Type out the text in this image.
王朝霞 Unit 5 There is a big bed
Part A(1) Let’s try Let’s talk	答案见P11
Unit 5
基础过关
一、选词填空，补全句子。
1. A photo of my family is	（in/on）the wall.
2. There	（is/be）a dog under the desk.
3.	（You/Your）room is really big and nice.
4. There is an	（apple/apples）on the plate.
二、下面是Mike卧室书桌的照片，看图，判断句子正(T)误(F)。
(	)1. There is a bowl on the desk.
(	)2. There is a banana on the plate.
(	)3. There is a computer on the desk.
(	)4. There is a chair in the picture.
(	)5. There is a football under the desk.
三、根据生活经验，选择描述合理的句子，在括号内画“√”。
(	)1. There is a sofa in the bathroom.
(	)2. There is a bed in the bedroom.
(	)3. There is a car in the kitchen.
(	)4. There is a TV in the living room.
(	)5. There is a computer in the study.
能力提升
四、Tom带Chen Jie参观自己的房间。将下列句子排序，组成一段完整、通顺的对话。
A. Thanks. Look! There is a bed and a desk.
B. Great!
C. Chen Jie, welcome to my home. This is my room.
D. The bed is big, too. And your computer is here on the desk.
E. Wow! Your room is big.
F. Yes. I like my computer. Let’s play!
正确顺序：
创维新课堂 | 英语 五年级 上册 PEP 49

------

== Do this ==
Copy every line of the listing that contains the word "plate".

== Finished exercise ==
4. There is an	（apple/apples）on the plate.
(	)2. There is a banana on the plate.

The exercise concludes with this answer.